● **WHAT THE TASK REQUIRES**
Please quote the material exactly, every line of it.

● **PROVIDED MATERIAL**
# # # #
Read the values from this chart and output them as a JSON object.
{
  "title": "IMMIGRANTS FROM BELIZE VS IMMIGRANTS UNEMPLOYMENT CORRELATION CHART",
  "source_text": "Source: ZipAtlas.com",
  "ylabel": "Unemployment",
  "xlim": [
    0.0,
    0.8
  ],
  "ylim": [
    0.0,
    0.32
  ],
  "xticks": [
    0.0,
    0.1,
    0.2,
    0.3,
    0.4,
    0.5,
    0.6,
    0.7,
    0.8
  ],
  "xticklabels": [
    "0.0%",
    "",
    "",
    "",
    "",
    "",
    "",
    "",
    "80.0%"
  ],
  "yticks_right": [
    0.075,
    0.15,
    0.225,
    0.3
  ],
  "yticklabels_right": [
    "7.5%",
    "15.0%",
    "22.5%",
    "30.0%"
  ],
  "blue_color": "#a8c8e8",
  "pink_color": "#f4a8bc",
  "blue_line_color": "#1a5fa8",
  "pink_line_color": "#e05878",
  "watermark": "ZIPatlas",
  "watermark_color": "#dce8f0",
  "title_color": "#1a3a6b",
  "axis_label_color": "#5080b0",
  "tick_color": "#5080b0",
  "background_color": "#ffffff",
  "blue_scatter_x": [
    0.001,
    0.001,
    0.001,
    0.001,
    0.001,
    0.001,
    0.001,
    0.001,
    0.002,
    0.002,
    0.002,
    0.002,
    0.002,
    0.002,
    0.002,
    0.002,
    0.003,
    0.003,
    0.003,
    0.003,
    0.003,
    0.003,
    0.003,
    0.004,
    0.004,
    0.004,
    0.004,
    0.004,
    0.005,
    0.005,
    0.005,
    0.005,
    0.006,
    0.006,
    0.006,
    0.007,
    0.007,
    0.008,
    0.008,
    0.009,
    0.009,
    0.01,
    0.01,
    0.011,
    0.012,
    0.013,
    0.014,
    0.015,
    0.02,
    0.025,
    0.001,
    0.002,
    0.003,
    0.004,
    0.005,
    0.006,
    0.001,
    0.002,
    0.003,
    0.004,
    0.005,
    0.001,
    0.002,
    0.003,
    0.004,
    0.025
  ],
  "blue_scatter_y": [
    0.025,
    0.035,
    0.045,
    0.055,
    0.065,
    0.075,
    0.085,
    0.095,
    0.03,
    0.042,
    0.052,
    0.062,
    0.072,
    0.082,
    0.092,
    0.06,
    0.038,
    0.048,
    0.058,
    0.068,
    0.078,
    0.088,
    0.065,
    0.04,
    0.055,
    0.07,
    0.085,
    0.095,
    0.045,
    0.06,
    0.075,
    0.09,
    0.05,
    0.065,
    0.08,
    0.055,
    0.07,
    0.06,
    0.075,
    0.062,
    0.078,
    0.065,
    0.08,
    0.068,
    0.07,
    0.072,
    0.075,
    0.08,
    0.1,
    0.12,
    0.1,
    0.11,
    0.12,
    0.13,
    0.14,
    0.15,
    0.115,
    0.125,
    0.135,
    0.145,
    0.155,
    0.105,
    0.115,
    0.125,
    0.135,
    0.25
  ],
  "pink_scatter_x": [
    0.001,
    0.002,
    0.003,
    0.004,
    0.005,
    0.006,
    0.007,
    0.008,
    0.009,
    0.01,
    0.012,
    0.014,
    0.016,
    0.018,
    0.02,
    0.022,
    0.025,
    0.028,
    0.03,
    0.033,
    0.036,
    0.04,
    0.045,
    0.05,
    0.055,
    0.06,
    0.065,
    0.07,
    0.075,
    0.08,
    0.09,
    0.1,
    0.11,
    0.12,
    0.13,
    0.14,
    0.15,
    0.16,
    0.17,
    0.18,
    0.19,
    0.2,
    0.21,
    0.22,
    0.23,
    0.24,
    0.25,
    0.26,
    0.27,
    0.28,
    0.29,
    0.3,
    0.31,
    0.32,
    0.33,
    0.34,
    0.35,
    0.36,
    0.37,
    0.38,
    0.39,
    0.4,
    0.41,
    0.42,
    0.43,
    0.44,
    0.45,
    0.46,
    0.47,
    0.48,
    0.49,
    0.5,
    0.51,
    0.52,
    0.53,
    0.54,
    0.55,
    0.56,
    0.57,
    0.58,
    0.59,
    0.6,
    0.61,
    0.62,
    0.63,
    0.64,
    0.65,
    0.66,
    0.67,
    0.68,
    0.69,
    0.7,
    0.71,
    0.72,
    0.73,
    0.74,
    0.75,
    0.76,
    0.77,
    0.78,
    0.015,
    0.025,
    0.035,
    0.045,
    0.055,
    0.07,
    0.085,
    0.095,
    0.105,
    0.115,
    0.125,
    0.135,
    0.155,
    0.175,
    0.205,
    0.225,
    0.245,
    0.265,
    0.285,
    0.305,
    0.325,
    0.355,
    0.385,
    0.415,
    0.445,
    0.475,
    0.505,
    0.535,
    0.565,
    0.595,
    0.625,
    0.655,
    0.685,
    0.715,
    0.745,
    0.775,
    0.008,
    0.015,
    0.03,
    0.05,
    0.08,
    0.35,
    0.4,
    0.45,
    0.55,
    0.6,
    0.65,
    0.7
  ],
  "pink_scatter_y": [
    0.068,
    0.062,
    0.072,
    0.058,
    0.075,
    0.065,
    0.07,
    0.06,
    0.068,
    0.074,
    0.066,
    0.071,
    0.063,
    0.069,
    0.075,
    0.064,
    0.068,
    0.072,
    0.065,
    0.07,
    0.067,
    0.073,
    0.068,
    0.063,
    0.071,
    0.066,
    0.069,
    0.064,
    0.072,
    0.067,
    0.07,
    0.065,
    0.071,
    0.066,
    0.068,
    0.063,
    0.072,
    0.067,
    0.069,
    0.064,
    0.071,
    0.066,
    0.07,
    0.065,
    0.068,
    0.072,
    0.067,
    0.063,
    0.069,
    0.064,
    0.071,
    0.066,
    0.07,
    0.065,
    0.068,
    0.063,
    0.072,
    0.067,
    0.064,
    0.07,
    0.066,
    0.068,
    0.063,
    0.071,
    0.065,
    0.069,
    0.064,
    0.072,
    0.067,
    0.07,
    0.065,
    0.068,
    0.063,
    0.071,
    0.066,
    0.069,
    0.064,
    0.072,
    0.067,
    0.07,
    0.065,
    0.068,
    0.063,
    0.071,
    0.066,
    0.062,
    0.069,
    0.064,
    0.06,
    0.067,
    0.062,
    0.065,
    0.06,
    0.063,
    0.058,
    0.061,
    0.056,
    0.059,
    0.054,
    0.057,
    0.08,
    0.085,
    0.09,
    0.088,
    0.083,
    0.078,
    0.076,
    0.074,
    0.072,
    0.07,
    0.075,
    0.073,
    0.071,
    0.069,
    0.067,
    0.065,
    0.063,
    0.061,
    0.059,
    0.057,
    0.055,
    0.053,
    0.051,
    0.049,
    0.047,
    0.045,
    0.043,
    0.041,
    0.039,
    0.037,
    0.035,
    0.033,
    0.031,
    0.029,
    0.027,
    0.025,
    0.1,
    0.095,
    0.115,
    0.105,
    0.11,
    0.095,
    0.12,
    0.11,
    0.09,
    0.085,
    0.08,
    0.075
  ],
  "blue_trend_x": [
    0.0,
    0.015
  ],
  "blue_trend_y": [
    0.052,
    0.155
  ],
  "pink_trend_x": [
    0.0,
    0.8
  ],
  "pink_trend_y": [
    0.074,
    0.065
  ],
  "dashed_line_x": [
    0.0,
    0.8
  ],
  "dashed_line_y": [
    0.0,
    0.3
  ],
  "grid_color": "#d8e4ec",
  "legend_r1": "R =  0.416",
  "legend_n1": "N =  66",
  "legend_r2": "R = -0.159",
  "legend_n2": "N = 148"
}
# # # #
● **EXERCISE ANSWER**
Read the values from this chart and output them as a JSON object.
{
  "title": "IMMIGRANTS FROM BELIZE VS IMMIGRANTS UNEMPLOYMENT CORRELATION CHART",
  "source_text": "Source: ZipAtlas.com",
  "ylabel": "Unemployment",
  "xlim": [
    0.0,
    0.8
  ],
  "ylim": [
    0.0,
    0.32
  ],
  "xticks": [
    0.0,
    0.1,
    0.2,
    0.3,
    0.4,
    0.5,
    0.6,
    0.7,
    0.8
  ],
  "xticklabels": [
    "0.0%",
    "",
    "",
    "",
    "",
    "",
    "",
    "",
    "80.0%"
  ],
  "yticks_right": [
    0.075,
    0.15,
    0.225,
    0.3
  ],
  "yticklabels_right": [
    "7.5%",
    "15.0%",
    "22.5%",
    "30.0%"
  ],
  "blue_color": "#a8c8e8",
  "pink_color": "#f4a8bc",
  "blue_line_color": "#1a5fa8",
  "pink_line_color": "#e05878",
  "watermark": "ZIPatlas",
  "watermark_color": "#dce8f0",
  "title_color": "#1a3a6b",
  "axis_label_color": "#5080b0",
  "tick_color": "#5080b0",
  "background_color": "#ffffff",
  "blue_scatter_x": [
    0.001,
    0.001,
    0.001,
    0.001,
    0.001,
    0.001,
    0.001,
    0.001,
    0.002,
    0.002,
    0.002,
    0.002,
    0.002,
    0.002,
    0.002,
    0.002,
    0.003,
    0.003,
    0.003,
    0.003,
    0.003,
    0.003,
    0.003,
    0.004,
    0.004,
    0.004,
    0.004,
    0.004,
    0.005,
    0.005,
    0.005,
    0.005,
    0.006,
    0.006,
    0.006,
    0.007,
    0.007,
    0.008,
    0.008,
    0.009,
    0.009,
    0.01,
    0.01,
    0.011,
    0.012,
    0.013,
    0.014,
    0.015,
    0.02,
    0.025,
    0.001,
    0.002,
    0.003,
    0.004,
    0.005,
    0.006,
    0.001,
    0.002,
    0.003,
    0.004,
    0.005,
    0.001,
    0.002,
    0.003,
    0.004,
    0.025
  ],
  "blue_scatter_y": [
    0.025,
    0.035,
    0.045,
    0.055,
    0.065,
    0.075,
    0.085,
    0.095,
    0.03,
    0.042,
    0.052,
    0.062,
    0.072,
    0.082,
    0.092,
    0.06,
    0.038,
    0.048,
    0.058,
    0.068,
    0.078,
    0.088,
    0.065,
    0.04,
    0.055,
    0.07,
    0.085,
    0.095,
    0.045,
    0.06,
    0.075,
    0.09,
    0.05,
    0.065,
    0.08,
    0.055,
    0.07,
    0.06,
    0.075,
    0.062,
    0.078,
    0.065,
    0.08,
    0.068,
    0.07,
    0.072,
    0.075,
    0.08,
    0.1,
    0.12,
    0.1,
    0.11,
    0.12,
    0.13,
    0.14,
    0.15,
    0.115,
    0.125,
    0.135,
    0.145,
    0.155,
    0.105,
    0.115,
    0.125,
    0.135,
    0.25
  ],
  "pink_scatter_x": [
    0.001,
    0.002,
    0.003,
    0.004,
    0.005,
    0.006,
    0.007,
    0.008,
    0.009,
    0.01,
    0.012,
    0.014,
    0.016,
    0.018,
    0.02,
    0.022,
    0.025,
    0.028,
    0.03,
    0.033,
    0.036,
    0.04,
    0.045,
    0.05,
    0.055,
    0.06,
    0.065,
    0.07,
    0.075,
    0.08,
    0.09,
    0.1,
    0.11,
    0.12,
    0.13,
    0.14,
    0.15,
    0.16,
    0.17,
    0.18,
    0.19,
    0.2,
    0.21,
    0.22,
    0.23,
    0.24,
    0.25,
    0.26,
    0.27,
    0.28,
    0.29,
    0.3,
    0.31,
    0.32,
    0.33,
    0.34,
    0.35,
    0.36,
    0.37,
    0.38,
    0.39,
    0.4,
    0.41,
    0.42,
    0.43,
    0.44,
    0.45,
    0.46,
    0.47,
    0.48,
    0.49,
    0.5,
    0.51,
    0.52,
    0.53,
    0.54,
    0.55,
    0.56,
    0.57,
    0.58,
    0.59,
    0.6,
    0.61,
    0.62,
    0.63,
    0.64,
    0.65,
    0.66,
    0.67,
    0.68,
    0.69,
    0.7,
    0.71,
    0.72,
    0.73,
    0.74,
    0.75,
    0.76,
    0.77,
    0.78,
    0.015,
    0.025,
    0.035,
    0.045,
    0.055,
    0.07,
    0.085,
    0.095,
    0.105,
    0.115,
    0.125,
    0.135,
    0.155,
    0.175,
    0.205,
    0.225,
    0.245,
    0.265,
    0.285,
    0.305,
    0.325,
    0.355,
    0.385,
    0.415,
    0.445,
    0.475,
    0.505,
    0.535,
    0.565,
    0.595,
    0.625,
    0.655,
    0.685,
    0.715,
    0.745,
    0.775,
    0.008,
    0.015,
    0.03,
    0.05,
    0.08,
    0.35,
    0.4,
    0.45,
    0.55,
    0.6,
    0.65,
    0.7
  ],
  "pink_scatter_y": [
    0.068,
    0.062,
    0.072,
    0.058,
    0.075,
    0.065,
    0.07,
    0.06,
    0.068,
    0.074,
    0.066,
    0.071,
    0.063,
    0.069,
    0.075,
    0.064,
    0.068,
    0.072,
    0.065,
    0.07,
    0.067,
    0.073,
    0.068,
    0.063,
    0.071,
    0.066,
    0.069,
    0.064,
    0.072,
    0.067,
    0.07,
    0.065,
    0.071,
    0.066,
    0.068,
    0.063,
    0.072,
    0.067,
    0.069,
    0.064,
    0.071,
    0.066,
    0.07,
    0.065,
    0.068,
    0.072,
    0.067,
    0.063,
    0.069,
    0.064,
    0.071,
    0.066,
    0.07,
    0.065,
    0.068,
    0.063,
    0.072,
    0.067,
    0.064,
    0.07,
    0.066,
    0.068,
    0.063,
    0.071,
    0.065,
    0.069,
    0.064,
    0.072,
    0.067,
    0.07,
    0.065,
    0.068,
    0.063,
    0.071,
    0.066,
    0.069,
    0.064,
    0.072,
    0.067,
    0.07,
    0.065,
    0.068,
    0.063,
    0.071,
    0.066,
    0.062,
    0.069,
    0.064,
    0.06,
    0.067,
    0.062,
    0.065,
    0.06,
    0.063,
    0.058,
    0.061,
    0.056,
    0.059,
    0.054,
    0.057,
    0.08,
    0.085,
    0.09,
    0.088,
    0.083,
    0.078,
    0.076,
    0.074,
    0.072,
    0.07,
    0.075,
    0.073,
    0.071,
    0.069,
    0.067,
    0.065,
    0.063,
    0.061,
    0.059,
    0.057,
    0.055,
    0.053,
    0.051,
    0.049,
    0.047,
    0.045,
    0.043,
    0.041,
    0.039,
    0.037,
    0.035,
    0.033,
    0.031,
    0.029,
    0.027,
    0.025,
    0.1,
    0.095,
    0.115,
    0.105,
    0.11,
    0.095,
    0.12,
    0.11,
    0.09,
    0.085,
    0.08,
    0.075
  ],
  "blue_trend_x": [
    0.0,
    0.015
  ],
  "blue_trend_y": [
    0.052,
    0.155
  ],
  "pink_trend_x": [
    0.0,
    0.8
  ],
  "pink_trend_y": [
    0.074,
    0.065
  ],
  "dashed_line_x": [
    0.0,
    0.8
  ],
  "dashed_line_y": [
    0.0,
    0.3
  ],
  "grid_color": "#d8e4ec",
  "legend_r1": "R =  0.416",
  "legend_n1": "N =  66",
  "legend_r2": "R = -0.159",
  "legend_n2": "N = 148"
}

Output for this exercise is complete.